• _Exercise objective_: Track down every line below that holds "orders" and copy it.

┌──

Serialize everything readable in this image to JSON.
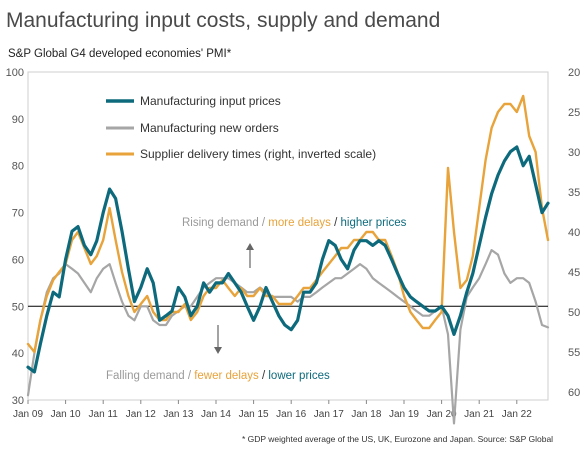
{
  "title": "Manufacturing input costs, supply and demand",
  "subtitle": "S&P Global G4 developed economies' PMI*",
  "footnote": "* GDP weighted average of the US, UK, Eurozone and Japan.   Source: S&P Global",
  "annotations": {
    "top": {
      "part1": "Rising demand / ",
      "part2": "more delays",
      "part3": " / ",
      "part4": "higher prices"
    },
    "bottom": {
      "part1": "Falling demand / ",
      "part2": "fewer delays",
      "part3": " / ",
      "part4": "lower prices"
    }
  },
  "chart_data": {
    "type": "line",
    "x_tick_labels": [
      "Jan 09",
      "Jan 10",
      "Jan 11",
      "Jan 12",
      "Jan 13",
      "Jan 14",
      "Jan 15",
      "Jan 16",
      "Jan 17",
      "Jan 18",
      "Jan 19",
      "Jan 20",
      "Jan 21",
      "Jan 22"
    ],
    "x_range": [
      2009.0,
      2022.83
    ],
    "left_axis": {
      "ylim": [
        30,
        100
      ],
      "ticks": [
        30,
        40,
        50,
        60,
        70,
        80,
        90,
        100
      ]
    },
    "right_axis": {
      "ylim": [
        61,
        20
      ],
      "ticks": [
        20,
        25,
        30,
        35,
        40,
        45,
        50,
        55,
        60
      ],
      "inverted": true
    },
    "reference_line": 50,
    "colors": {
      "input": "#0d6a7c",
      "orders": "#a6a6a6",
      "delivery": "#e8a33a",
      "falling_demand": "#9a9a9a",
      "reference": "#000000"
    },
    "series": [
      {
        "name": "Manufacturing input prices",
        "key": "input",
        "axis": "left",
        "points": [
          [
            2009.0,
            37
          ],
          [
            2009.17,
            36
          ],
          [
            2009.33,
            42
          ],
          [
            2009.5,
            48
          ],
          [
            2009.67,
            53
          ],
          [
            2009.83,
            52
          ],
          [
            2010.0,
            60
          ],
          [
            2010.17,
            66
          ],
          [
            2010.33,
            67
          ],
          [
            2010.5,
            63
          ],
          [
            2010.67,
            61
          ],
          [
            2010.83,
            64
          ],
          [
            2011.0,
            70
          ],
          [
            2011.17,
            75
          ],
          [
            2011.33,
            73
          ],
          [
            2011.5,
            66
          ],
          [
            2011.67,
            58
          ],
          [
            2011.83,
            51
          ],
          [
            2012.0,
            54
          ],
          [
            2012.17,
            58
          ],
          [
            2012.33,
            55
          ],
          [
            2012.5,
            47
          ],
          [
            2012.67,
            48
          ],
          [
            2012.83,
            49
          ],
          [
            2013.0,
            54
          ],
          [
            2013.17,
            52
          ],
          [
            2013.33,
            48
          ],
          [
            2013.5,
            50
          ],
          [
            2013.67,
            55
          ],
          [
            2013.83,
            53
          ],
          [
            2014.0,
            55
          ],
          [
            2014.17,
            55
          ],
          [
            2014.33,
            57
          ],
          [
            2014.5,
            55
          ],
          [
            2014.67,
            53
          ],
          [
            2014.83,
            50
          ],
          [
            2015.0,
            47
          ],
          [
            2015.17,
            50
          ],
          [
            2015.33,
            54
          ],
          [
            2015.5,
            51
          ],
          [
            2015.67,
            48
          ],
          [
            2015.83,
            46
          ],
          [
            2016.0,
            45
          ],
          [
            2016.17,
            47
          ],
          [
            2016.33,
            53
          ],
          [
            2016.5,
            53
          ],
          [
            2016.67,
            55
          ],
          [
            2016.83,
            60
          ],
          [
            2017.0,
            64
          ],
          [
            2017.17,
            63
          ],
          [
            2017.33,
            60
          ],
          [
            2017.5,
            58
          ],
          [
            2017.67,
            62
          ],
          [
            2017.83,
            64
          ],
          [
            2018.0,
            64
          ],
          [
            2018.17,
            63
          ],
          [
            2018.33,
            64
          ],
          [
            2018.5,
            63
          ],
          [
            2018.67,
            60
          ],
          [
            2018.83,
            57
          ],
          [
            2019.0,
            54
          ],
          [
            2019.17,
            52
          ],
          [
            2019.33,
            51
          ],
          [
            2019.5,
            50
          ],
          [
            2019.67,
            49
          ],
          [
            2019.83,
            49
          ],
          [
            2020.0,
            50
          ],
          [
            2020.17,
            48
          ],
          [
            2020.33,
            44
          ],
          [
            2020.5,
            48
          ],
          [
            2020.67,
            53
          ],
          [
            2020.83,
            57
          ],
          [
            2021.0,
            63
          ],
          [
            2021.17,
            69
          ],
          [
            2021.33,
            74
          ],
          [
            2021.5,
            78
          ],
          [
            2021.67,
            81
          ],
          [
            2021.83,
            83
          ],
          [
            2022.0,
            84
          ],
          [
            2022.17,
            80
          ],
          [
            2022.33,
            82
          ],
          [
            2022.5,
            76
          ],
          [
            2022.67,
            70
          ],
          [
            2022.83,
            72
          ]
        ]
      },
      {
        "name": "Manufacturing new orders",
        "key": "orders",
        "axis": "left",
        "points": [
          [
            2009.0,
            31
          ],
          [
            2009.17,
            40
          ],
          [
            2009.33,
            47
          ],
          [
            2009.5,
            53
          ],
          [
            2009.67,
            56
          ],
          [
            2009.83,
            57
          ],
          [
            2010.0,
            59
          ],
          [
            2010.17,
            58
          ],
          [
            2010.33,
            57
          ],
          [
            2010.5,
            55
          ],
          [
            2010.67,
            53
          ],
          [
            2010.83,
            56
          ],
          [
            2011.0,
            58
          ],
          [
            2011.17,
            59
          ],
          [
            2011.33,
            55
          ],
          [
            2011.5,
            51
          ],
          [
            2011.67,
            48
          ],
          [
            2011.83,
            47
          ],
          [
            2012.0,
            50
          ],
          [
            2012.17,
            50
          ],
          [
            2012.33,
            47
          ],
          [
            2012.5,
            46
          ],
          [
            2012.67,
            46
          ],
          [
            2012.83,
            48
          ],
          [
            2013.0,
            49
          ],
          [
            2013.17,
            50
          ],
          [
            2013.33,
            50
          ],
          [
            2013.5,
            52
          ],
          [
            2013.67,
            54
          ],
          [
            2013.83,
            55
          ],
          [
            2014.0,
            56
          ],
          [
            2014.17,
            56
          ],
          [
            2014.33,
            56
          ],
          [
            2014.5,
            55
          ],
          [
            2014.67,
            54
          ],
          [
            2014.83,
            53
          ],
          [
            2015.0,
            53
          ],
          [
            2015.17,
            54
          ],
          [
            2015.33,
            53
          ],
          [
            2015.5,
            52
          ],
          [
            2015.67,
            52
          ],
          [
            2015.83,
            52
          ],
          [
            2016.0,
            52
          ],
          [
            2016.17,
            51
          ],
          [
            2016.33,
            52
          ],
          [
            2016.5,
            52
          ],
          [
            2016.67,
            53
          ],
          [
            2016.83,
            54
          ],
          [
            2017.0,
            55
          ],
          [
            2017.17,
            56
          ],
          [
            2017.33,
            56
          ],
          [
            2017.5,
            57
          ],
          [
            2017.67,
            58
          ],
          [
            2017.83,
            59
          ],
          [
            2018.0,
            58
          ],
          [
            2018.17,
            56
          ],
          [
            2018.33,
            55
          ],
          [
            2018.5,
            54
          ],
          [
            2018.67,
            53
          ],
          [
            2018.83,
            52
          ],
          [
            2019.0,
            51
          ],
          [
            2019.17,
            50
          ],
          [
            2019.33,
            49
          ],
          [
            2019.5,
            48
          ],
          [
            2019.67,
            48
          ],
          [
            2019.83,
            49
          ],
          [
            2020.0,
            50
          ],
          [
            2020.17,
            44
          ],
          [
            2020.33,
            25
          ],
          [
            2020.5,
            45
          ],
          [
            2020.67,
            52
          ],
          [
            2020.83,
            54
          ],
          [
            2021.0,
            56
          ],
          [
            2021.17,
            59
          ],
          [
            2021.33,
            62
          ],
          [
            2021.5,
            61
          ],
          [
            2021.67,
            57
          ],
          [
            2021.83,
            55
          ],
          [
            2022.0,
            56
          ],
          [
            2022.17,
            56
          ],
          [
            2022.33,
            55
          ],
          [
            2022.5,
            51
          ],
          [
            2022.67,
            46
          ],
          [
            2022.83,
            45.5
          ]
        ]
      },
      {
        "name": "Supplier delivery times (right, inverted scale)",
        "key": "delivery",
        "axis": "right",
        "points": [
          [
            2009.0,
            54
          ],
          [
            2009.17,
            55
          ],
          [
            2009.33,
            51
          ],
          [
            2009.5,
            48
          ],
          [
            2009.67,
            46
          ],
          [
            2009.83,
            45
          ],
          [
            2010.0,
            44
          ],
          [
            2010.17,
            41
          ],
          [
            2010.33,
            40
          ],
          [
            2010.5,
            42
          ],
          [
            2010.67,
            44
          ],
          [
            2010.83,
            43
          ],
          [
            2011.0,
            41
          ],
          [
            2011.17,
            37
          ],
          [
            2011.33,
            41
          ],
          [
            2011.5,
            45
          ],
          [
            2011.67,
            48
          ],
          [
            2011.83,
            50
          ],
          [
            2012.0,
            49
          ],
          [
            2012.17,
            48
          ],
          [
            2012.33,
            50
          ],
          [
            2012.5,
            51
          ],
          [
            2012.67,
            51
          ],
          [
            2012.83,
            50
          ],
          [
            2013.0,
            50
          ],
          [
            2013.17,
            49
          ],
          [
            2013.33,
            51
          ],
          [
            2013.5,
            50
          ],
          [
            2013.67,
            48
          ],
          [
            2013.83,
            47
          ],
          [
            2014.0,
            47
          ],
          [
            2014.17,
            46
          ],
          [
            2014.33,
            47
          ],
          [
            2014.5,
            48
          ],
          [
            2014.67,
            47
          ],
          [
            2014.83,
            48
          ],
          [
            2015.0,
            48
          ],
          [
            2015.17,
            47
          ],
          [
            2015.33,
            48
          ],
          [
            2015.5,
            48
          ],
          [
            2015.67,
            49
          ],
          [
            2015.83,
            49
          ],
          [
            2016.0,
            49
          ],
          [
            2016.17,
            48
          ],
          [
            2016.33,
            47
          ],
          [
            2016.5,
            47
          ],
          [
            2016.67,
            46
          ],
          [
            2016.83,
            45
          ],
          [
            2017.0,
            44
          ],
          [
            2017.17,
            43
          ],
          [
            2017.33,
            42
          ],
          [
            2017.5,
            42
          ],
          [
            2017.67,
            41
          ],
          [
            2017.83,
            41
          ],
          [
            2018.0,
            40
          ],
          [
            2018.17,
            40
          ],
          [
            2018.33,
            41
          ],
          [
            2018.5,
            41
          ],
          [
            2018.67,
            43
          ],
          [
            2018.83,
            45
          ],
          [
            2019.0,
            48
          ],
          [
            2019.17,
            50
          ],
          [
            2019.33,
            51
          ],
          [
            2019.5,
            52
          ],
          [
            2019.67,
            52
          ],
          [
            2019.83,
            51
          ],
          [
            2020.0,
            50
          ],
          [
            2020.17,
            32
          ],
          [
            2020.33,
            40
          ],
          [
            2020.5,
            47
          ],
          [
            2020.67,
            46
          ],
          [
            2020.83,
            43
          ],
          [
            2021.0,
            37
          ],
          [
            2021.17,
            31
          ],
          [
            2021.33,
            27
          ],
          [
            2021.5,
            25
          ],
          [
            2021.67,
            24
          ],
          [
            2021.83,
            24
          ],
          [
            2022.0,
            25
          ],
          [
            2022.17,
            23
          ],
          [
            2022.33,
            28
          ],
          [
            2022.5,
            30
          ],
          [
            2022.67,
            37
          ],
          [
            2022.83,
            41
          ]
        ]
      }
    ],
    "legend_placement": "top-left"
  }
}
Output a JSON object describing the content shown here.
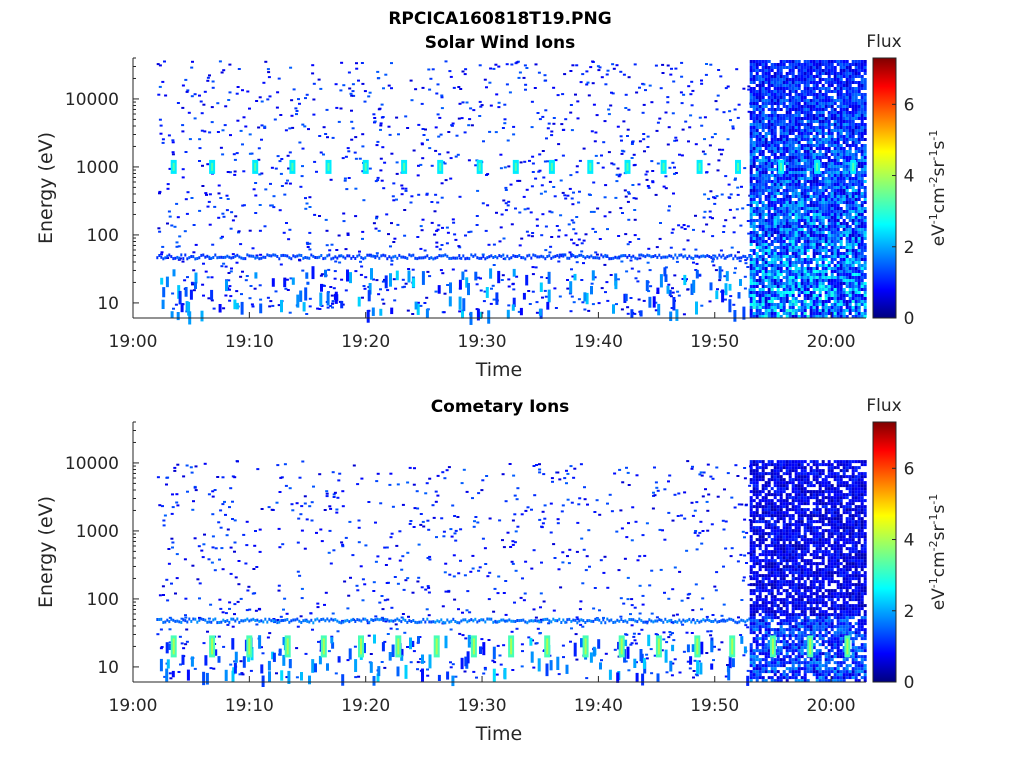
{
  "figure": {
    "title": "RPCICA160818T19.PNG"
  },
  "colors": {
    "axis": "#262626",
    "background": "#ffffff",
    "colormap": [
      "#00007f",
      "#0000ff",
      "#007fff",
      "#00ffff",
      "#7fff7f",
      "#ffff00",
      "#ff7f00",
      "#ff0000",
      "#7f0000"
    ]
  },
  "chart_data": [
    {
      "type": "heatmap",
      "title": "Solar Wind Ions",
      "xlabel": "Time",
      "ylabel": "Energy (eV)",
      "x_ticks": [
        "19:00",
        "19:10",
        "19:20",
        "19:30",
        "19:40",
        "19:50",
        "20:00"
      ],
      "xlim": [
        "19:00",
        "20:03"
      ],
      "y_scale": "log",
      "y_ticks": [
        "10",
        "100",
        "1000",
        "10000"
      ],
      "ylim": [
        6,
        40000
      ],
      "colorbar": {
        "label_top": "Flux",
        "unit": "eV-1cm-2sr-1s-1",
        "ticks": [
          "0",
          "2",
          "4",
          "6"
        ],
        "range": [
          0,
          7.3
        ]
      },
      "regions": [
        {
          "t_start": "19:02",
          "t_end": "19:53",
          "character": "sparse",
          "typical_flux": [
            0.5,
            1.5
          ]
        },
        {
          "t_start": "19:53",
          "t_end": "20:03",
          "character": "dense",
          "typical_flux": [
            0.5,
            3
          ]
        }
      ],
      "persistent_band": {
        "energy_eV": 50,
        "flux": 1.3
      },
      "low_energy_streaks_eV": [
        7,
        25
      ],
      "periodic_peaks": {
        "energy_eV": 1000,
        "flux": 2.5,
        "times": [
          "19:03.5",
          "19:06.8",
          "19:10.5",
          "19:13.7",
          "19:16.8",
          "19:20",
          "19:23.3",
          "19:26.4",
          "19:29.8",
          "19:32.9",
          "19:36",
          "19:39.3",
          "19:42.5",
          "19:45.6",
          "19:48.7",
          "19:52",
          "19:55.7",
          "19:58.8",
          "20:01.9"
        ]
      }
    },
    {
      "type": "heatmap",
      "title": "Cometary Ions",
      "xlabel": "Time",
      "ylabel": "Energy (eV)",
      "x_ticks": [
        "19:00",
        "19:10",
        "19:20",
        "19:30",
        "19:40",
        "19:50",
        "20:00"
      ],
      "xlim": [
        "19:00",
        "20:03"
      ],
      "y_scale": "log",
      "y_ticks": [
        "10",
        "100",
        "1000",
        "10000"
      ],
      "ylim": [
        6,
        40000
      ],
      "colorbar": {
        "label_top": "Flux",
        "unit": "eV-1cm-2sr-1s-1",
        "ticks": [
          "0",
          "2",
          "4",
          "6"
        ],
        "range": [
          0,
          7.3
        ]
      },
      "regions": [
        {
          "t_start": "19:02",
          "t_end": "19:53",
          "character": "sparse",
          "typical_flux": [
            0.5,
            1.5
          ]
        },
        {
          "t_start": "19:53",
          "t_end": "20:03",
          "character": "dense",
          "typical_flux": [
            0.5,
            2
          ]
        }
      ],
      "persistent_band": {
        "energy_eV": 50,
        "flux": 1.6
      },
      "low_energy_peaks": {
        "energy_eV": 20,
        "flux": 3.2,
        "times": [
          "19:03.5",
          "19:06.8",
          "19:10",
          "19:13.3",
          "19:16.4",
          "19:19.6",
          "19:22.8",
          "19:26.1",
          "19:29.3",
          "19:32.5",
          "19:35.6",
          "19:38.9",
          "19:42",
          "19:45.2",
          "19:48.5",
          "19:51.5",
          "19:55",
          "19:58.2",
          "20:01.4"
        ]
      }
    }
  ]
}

└──

• _Answer to this exercise_:
      "orders": "#a6a6a6",
        "name": "Manufacturing new orders",
        "key": "orders",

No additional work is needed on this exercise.